AIM OF THE TASK: Repeat all the records exactly, omitting pictures.

::: DATA ROWS

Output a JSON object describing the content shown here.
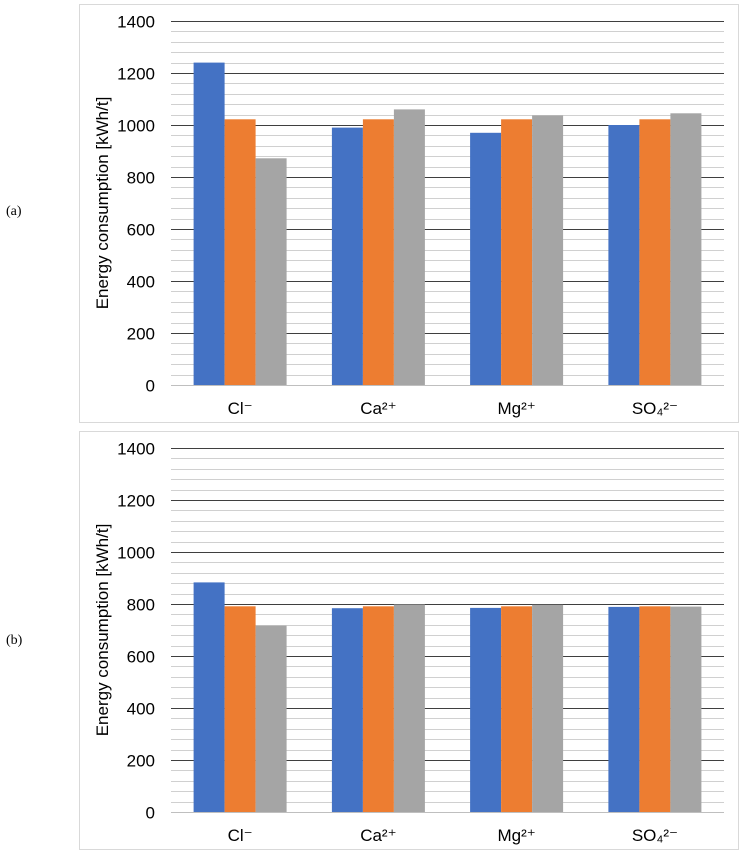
{
  "panels": {
    "a_label": "(a)",
    "b_label": "(b)"
  },
  "chart_data": [
    {
      "type": "bar",
      "categories": [
        "Cl⁻",
        "Ca²⁺",
        "Mg²⁺",
        "SO₄²⁻"
      ],
      "series": [
        {
          "values": [
            1240,
            990,
            970,
            1000
          ],
          "color": "#4472c4"
        },
        {
          "values": [
            1022,
            1022,
            1022,
            1022
          ],
          "color": "#ed7d31"
        },
        {
          "values": [
            872,
            1060,
            1037,
            1045
          ],
          "color": "#a5a5a5"
        }
      ],
      "ylabel": "Energy consumption [kWh/t]",
      "ylim": [
        0,
        1400
      ],
      "yticks": [
        0,
        200,
        400,
        600,
        800,
        1000,
        1200,
        1400
      ],
      "minor_step": 40,
      "grid": true
    },
    {
      "type": "bar",
      "categories": [
        "Cl⁻",
        "Ca²⁺",
        "Mg²⁺",
        "SO₄²⁻"
      ],
      "series": [
        {
          "values": [
            883,
            784,
            785,
            789
          ],
          "color": "#4472c4"
        },
        {
          "values": [
            791,
            791,
            791,
            791
          ],
          "color": "#ed7d31"
        },
        {
          "values": [
            717,
            798,
            797,
            790
          ],
          "color": "#a5a5a5"
        }
      ],
      "ylabel": "Energy consumption [kWh/t]",
      "ylim": [
        0,
        1400
      ],
      "yticks": [
        0,
        200,
        400,
        600,
        800,
        1000,
        1200,
        1400
      ],
      "minor_step": 40,
      "grid": true
    }
  ]
}
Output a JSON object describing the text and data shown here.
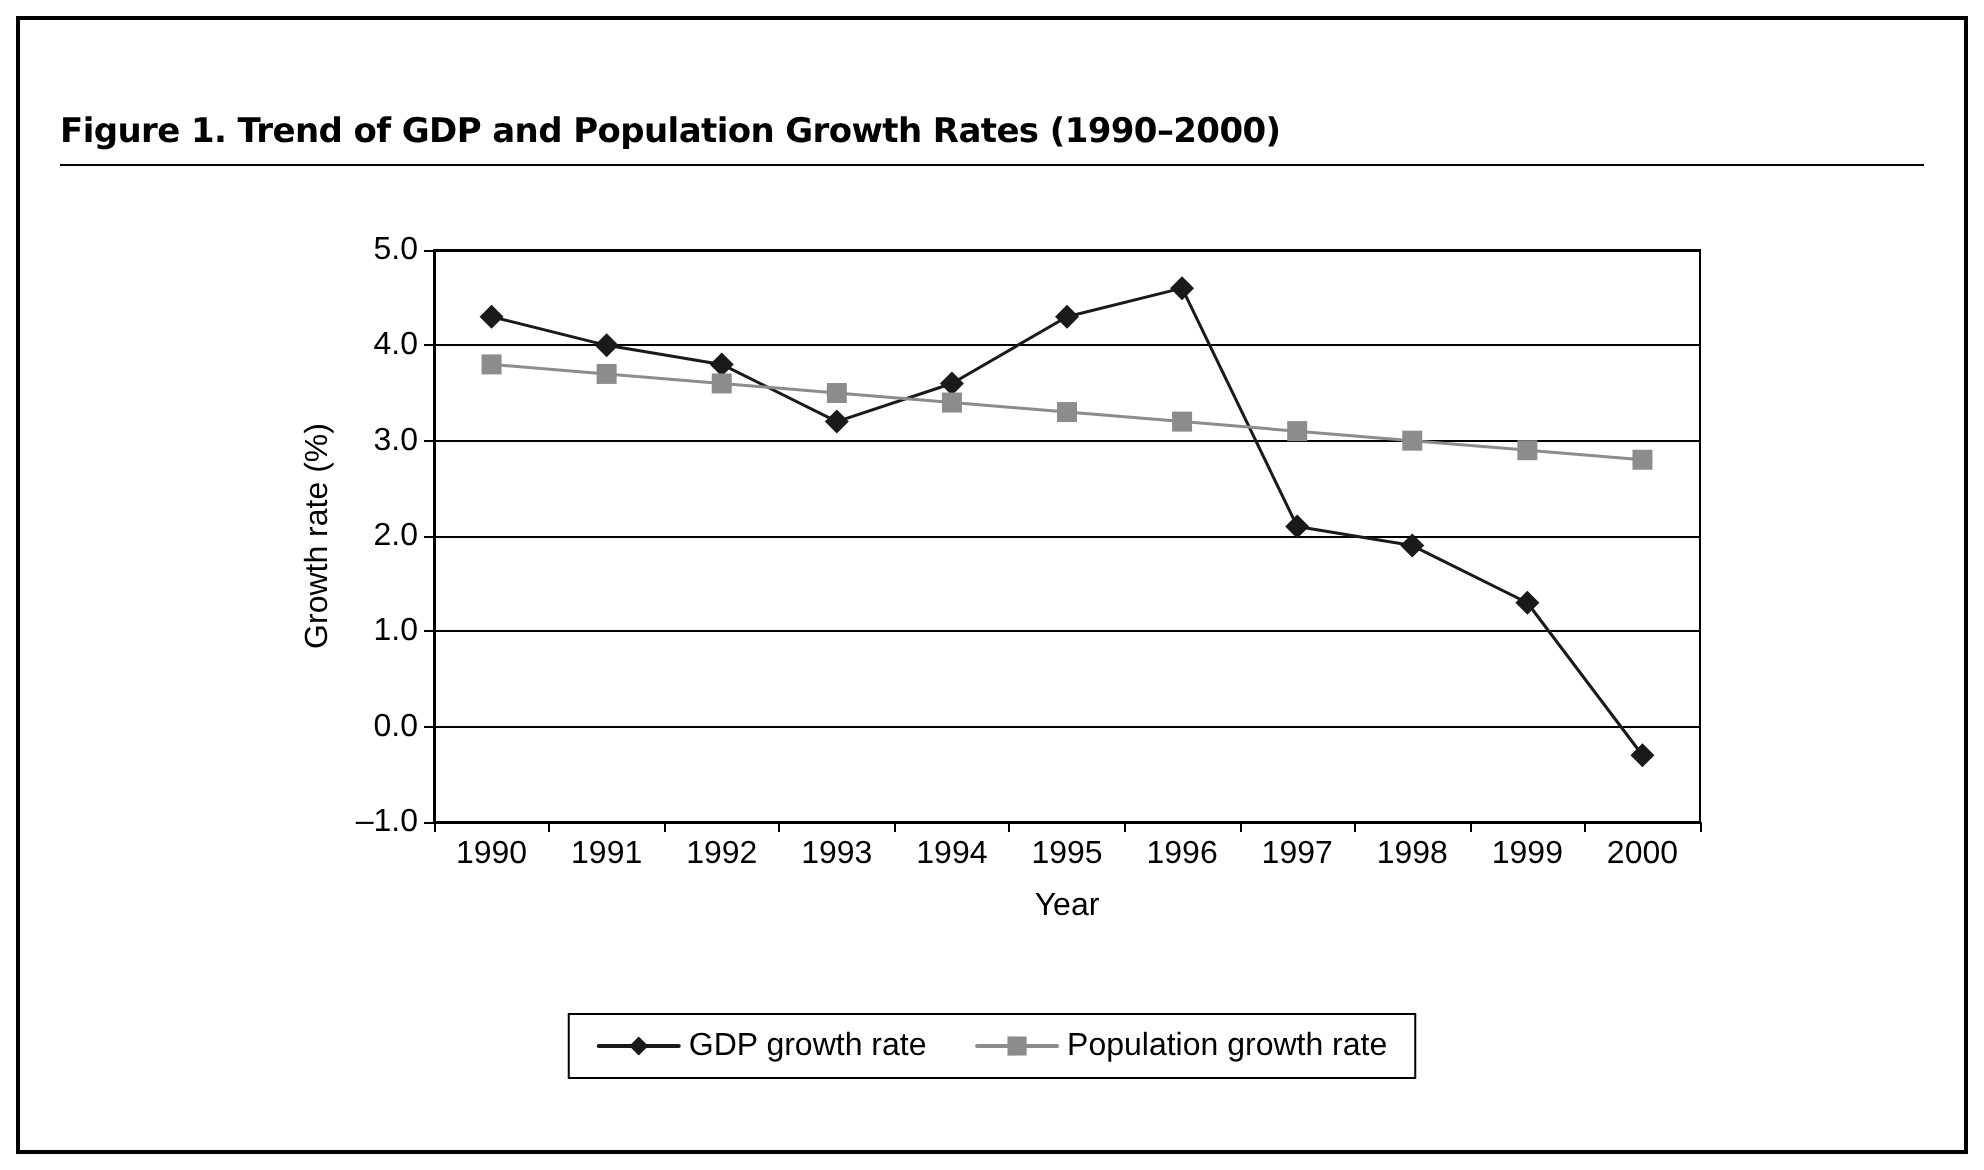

::::::

OUTPUT FOR THIS TASK:
Output a JSON object describing the content shown here.
{
  "panels": {
    "a_label": "(a)",
    "b_label": "(b)"
  },
  "chart_data": [
    {
      "type": "bar",
      "categories": [
        "Cl⁻",
        "Ca²⁺",
        "Mg²⁺",
        "SO₄²⁻"
      ],
      "series": [
        {
          "values": [
            1240,
            990,
            970,
            1000
          ],
          "color": "#4472c4"
        },
        {
          "values": [
            1022,
            1022,
            1022,
            1022
          ],
          "color": "#ed7d31"
        },
        {
          "values": [
            872,
            1060,
            1037,
            1045
          ],
          "color": "#a5a5a5"
        }
      ],
      "ylabel": "Energy consumption [kWh/t]",
      "ylim": [
        0,
        1400
      ],
      "yticks": [
        0,
        200,
        400,
        600,
        800,
        1000,
        1200,
        1400
      ],
      "minor_step": 40,
      "grid": true
    },
    {
      "type": "bar",
      "categories": [
        "Cl⁻",
        "Ca²⁺",
        "Mg²⁺",
        "SO₄²⁻"
      ],
      "series": [
        {
          "values": [
            883,
            784,
            785,
            789
          ],
          "color": "#4472c4"
        },
        {
          "values": [
            791,
            791,
            791,
            791
          ],
          "color": "#ed7d31"
        },
        {
          "values": [
            717,
            798,
            797,
            790
          ],
          "color": "#a5a5a5"
        }
      ],
      "ylabel": "Energy consumption [kWh/t]",
      "ylim": [
        0,
        1400
      ],
      "yticks": [
        0,
        200,
        400,
        600,
        800,
        1000,
        1200,
        1400
      ],
      "minor_step": 40,
      "grid": true
    }
  ]
}
Output a JSON object describing the text and data shown here.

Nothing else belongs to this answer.